[start]

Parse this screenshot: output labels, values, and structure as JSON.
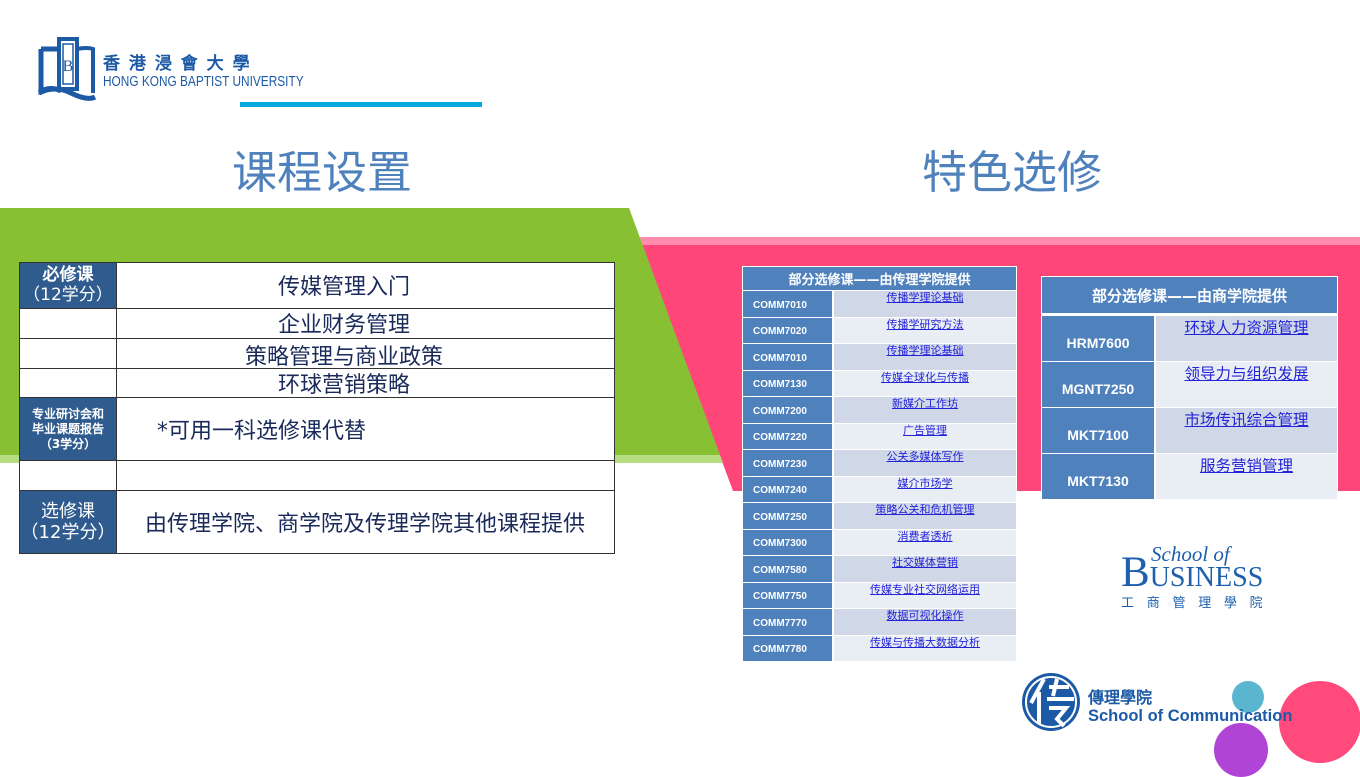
{
  "header": {
    "logo_name_zh": "香 港 浸 會 大 學",
    "logo_name_en": "HONG KONG BAPTIST UNIVERSITY",
    "logo_icon": "open-book-b-icon"
  },
  "titles": {
    "curriculum": "课程设置",
    "electives": "特色选修"
  },
  "curriculum_table": {
    "rows": [
      {
        "category_lines": [
          "必修课",
          "（12学分）"
        ],
        "course": "传媒管理入门"
      },
      {
        "category_lines": [],
        "course": "企业财务管理"
      },
      {
        "category_lines": [],
        "course": "策略管理与商业政策"
      },
      {
        "category_lines": [],
        "course": "环球营销策略"
      },
      {
        "category_lines": [
          "专业研讨会和",
          "毕业课题报告",
          "（3学分）"
        ],
        "course": "*可用一科选修课代替"
      },
      {
        "category_lines": [],
        "course": ""
      },
      {
        "category_lines": [
          "选修课",
          "（12学分）"
        ],
        "course": "由传理学院、商学院及传理学院其他课程提供"
      }
    ]
  },
  "comm_electives": {
    "header": "部分选修课——由传理学院提供",
    "rows": [
      {
        "code": "COMM7010",
        "name": "传播学理论基础"
      },
      {
        "code": "COMM7020",
        "name": "传播学研究方法"
      },
      {
        "code": "COMM7010",
        "name": "传播学理论基础"
      },
      {
        "code": "COMM7130",
        "name": "传媒全球化与传播"
      },
      {
        "code": "COMM7200",
        "name": "新媒介工作坊"
      },
      {
        "code": "COMM7220",
        "name": "广告管理"
      },
      {
        "code": "COMM7230",
        "name": "公关多媒体写作"
      },
      {
        "code": "COMM7240",
        "name": "媒介市场学"
      },
      {
        "code": "COMM7250",
        "name": "策略公关和危机管理"
      },
      {
        "code": "COMM7300",
        "name": "消费者透析"
      },
      {
        "code": "COMM7580",
        "name": "社交媒体营销"
      },
      {
        "code": "COMM7750",
        "name": "传媒专业社交网络运用"
      },
      {
        "code": "COMM7770",
        "name": "数据可视化操作"
      },
      {
        "code": "COMM7780",
        "name": "传媒与传播大数据分析"
      }
    ]
  },
  "business_electives": {
    "header": "部分选修课——由商学院提供",
    "rows": [
      {
        "code": "HRM7600",
        "name": "环球人力资源管理"
      },
      {
        "code": "MGNT7250",
        "name": "领导力与组织发展"
      },
      {
        "code": "MKT7100",
        "name": "市场传讯综合管理"
      },
      {
        "code": "MKT7130",
        "name": "服务营销管理"
      }
    ]
  },
  "logos": {
    "business": {
      "school_of": "School of",
      "initial": "B",
      "rest": "USINESS",
      "name_zh": "工 商 管 理 學 院"
    },
    "communication": {
      "name_zh": "傳理學院",
      "name_en": "School of Communication",
      "icon": "comm-emblem-icon"
    }
  },
  "colors": {
    "accent_blue": "#4f81bd",
    "navy_cell": "#2f5b8e",
    "green_band": "#87c133",
    "pink_band": "#ff4679",
    "title_bar": "#00a9e0",
    "circle_teal": "#5ab5cf",
    "circle_purple": "#b044d6",
    "circle_pink": "#ff4a7b"
  }
}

[end]

## What to work on
Give only the number of lines in the entries that contain "School".

## Result for this task
2